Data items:

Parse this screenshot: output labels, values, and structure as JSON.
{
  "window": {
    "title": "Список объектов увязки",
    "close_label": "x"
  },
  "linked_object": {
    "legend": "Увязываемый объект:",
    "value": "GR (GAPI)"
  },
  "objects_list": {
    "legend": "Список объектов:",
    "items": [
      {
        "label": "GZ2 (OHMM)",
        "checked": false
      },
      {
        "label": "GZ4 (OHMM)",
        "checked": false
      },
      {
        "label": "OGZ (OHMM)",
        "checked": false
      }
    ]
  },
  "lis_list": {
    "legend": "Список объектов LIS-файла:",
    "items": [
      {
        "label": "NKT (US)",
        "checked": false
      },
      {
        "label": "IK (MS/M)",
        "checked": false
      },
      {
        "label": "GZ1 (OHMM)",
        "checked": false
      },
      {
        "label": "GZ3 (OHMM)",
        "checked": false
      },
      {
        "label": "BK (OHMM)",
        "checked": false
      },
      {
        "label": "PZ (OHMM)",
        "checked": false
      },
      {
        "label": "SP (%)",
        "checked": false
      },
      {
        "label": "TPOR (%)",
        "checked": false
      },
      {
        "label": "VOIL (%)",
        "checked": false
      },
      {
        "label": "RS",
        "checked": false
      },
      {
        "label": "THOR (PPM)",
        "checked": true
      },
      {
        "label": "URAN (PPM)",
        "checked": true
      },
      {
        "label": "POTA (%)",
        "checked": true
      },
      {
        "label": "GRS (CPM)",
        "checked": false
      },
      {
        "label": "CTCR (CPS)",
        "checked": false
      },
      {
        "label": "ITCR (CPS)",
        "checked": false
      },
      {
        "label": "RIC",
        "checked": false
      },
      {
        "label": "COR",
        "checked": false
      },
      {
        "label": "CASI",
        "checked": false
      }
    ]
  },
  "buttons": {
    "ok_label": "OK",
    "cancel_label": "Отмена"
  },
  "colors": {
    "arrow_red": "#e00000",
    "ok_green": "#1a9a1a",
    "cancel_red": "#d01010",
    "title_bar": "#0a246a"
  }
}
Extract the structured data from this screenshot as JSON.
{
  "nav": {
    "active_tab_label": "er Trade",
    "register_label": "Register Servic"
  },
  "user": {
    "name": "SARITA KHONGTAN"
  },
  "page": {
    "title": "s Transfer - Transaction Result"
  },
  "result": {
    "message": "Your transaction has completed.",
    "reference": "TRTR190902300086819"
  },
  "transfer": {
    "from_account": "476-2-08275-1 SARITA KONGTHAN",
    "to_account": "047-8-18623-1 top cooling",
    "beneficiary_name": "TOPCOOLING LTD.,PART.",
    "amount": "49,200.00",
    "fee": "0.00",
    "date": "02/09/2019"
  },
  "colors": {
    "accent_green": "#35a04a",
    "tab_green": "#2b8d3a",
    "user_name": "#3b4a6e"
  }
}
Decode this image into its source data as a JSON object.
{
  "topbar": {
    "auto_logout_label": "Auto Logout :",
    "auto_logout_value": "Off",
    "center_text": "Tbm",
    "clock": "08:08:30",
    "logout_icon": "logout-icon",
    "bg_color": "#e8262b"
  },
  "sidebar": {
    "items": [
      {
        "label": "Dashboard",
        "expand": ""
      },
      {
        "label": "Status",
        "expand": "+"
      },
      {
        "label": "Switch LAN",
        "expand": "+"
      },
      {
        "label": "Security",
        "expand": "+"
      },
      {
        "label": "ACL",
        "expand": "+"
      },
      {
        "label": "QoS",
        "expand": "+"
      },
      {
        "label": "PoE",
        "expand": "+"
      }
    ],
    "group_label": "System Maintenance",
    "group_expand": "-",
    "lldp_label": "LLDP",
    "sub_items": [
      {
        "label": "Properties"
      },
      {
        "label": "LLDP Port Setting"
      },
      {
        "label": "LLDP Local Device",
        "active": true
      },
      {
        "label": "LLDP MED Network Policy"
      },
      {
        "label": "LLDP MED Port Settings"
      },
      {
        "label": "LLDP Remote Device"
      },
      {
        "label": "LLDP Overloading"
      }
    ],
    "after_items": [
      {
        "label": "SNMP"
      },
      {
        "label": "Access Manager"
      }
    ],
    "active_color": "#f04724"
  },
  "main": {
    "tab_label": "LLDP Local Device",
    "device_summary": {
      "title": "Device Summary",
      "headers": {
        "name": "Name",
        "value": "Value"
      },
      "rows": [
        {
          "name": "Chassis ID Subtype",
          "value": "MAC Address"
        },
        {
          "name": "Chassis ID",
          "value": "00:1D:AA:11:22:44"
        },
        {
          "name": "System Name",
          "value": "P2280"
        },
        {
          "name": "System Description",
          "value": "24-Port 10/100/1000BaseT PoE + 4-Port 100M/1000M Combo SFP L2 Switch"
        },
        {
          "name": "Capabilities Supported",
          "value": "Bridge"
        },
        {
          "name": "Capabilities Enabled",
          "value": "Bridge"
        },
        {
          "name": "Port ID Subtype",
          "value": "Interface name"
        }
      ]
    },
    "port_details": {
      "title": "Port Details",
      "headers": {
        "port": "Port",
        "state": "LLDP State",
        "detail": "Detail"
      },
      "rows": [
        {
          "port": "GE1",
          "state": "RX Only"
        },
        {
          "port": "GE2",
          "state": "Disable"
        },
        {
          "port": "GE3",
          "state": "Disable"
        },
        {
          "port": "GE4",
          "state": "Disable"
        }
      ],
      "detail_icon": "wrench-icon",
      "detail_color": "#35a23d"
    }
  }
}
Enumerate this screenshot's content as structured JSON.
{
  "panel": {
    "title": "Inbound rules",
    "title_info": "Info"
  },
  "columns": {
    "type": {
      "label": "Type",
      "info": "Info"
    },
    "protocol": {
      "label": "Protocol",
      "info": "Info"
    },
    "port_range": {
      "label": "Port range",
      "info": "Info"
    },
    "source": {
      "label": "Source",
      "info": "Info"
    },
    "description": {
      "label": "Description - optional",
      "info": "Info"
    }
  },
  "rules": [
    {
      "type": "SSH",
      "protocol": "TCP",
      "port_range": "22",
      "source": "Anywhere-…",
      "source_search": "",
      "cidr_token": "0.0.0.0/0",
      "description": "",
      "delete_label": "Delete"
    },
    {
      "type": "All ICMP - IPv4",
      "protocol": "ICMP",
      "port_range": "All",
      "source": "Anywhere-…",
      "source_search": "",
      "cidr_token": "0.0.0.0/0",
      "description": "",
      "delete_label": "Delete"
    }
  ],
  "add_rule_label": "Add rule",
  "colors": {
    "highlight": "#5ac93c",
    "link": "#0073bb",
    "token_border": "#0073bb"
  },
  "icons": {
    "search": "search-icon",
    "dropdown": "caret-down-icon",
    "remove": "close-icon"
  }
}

◆ **Exercise**: Tally every line of the data that holds the word "Local" and write the count alone.

◆ **Problem solution**: 2